Estudo de áreas suscetíveis a movimentos de massa na Rodovia RS 486, Rota do Sol

Michele Monguilhott (1), Dejanira Luderitz Saldanha(1), Elódio Sebem(2), Sergio Florêncio de Souza(1)

(1) Universidade Federal do Rio Grande do Sul (UFRGS), Av. Bento Gonçalves, 9500, Prédio 43.136, sala 103, Porto Alegre, RS. [email protected]; [email protected]; [email protected]; (2) Universidade Federal de Santa Maria (UFSM), Av. Roraima, 1.000, Prédio 70, Bairro Camobi, Santa Maria, RS. [email protected]

Resumo - O desenvolvimento de novos aglomerados urbanos, bem como a necessidade de escoamento da produção de bens e a maior circulação de pessoas, exige a intervenção do homem em espaços antes não habitados ou preservados da interferência humana. Obras de infraestrutura têm efeito direto sobre os ecossistemas e a RS 486 provoca, além do impacto visual na paisagem, uma forte fragmentação no bioma Mata Atlântica. A retirada da vegetação no entorno da rodovia pode facilitar a ocorrência de desastres naturais relacionados com mudanças na geomorfologia e nos processos intempéricos, resultando em erosão e acomodação do solo. Com o objetivo de mapear áreas vulneráveis e suscetíveis a movimentos de massa na sub-bacia hidrográfica do Rio Três Forquilhas, ao longo da rodovia RS 486, foram empregadas técnicas de geoprocessamento e sensoriamento remoto para a elaboração de mapas de vulnerabilidade ambiental a partir do emprego das variáveis como o uso do solo, geomorfologia, geologia, modelo digital de elevação (MDE), declividade e índices de vegetação (NDVI), aplicando-se o método de análise hierárquica de apoio à decisão conhecido como análise hierárquica de decisão (AHD). Os mapas resultantes atendem ao propósito de definir áreas prioritárias para a atuação da Defesa Civil do Estado do Rio Grande do Sul.

Termos para indexação - Vulnerabilidade, movimento de massa, bioma, rodovias, geoprocessamento, sensoriamento remoto.

Dados de elementos e regiões

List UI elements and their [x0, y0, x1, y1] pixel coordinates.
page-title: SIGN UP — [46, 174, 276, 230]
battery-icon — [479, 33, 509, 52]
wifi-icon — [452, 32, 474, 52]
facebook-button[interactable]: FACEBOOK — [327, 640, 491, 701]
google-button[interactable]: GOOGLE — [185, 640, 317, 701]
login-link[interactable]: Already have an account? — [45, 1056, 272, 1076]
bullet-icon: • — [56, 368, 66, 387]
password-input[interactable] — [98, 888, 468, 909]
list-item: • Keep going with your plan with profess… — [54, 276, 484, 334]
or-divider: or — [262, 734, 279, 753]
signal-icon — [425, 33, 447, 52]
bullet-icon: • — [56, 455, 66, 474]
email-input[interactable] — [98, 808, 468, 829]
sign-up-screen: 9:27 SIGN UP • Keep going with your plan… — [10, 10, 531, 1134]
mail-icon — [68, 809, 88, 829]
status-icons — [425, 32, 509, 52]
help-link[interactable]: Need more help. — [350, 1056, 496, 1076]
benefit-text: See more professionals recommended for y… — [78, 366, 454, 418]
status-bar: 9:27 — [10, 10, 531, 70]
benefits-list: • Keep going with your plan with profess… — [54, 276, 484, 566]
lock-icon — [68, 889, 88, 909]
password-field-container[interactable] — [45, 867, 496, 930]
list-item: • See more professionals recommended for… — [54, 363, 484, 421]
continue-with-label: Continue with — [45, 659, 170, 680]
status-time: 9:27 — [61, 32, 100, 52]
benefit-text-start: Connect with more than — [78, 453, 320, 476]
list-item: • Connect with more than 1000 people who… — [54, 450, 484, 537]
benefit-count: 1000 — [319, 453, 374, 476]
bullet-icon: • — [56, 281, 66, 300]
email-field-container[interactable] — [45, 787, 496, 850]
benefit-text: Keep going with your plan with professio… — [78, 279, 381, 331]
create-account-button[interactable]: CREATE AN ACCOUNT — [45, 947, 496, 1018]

EXERCÍCIO BREVE A :: Por favor, transcreva do trecho a parte que se inicia com as palavras "Estudo de áreas" e vai até "Florêncio de Souza(1)".
EXERCÍCIO BREVE B :: De acordo com o trecho, em qual sub-bacia hidrográfica foram mapeadas as áreas suscetíveis a movimentos de massa?

SOLUÇÃO COMENTADA A ::
Estudo de áreas suscetíveis a movimentos de massa na Rodovia RS 486, Rota do Sol

Michele Monguilhott (1), Dejanira Luderitz Saldanha(1), Elódio Sebem(2), Sergio Florêncio de Souza(1)

SOLUÇÃO COMENTADA B :: Na sub-bacia hidrográfica do Rio Três Forquilhas, ao longo da rodovia RS 486.